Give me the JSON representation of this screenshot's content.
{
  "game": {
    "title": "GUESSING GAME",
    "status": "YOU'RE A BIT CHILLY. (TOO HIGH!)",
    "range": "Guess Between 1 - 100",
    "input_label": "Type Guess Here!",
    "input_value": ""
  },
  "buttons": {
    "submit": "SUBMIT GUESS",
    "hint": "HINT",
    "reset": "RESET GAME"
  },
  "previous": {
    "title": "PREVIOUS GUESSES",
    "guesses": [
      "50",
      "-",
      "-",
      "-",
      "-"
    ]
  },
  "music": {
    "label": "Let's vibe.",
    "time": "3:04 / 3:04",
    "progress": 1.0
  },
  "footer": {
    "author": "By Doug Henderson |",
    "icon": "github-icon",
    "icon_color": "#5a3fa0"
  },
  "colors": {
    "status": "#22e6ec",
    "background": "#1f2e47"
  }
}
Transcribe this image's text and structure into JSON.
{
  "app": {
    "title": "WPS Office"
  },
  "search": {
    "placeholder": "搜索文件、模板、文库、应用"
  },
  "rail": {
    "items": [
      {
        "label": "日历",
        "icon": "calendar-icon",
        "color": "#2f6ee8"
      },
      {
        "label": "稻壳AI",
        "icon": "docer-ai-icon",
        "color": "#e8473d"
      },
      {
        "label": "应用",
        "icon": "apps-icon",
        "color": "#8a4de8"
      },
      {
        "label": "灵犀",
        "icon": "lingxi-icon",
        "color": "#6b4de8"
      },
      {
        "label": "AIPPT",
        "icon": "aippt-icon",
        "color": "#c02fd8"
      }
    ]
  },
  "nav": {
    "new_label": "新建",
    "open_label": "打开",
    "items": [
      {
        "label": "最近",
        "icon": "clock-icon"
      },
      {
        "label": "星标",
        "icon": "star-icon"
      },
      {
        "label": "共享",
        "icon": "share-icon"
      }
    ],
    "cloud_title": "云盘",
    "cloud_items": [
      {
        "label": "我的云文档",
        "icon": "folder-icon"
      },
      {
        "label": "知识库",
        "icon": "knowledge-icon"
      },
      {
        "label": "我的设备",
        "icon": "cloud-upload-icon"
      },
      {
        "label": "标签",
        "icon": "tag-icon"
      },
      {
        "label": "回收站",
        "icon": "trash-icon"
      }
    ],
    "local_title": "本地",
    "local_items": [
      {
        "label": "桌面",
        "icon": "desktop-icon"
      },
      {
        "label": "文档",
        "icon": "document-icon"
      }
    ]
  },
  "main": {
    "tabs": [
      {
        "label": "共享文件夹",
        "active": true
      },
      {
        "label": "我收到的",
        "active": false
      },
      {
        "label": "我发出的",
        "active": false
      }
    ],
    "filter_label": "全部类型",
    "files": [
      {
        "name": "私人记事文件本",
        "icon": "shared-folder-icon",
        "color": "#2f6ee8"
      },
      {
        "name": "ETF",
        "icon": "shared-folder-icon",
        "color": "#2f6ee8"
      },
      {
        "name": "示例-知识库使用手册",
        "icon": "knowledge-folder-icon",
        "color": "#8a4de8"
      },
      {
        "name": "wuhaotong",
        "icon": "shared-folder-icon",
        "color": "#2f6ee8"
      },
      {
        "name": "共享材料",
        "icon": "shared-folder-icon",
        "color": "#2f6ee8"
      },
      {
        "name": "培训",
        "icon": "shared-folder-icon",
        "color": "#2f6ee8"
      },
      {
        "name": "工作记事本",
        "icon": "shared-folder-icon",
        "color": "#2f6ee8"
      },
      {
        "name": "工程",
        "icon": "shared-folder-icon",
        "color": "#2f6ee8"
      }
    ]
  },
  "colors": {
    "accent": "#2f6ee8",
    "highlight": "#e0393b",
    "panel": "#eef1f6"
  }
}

**The problem**
Looking at the data above, show all lines where the word "JSON" occurs.

**Worked answer**
Give me the JSON representation of this screenshot's content.
Transcribe this image's text and structure into JSON.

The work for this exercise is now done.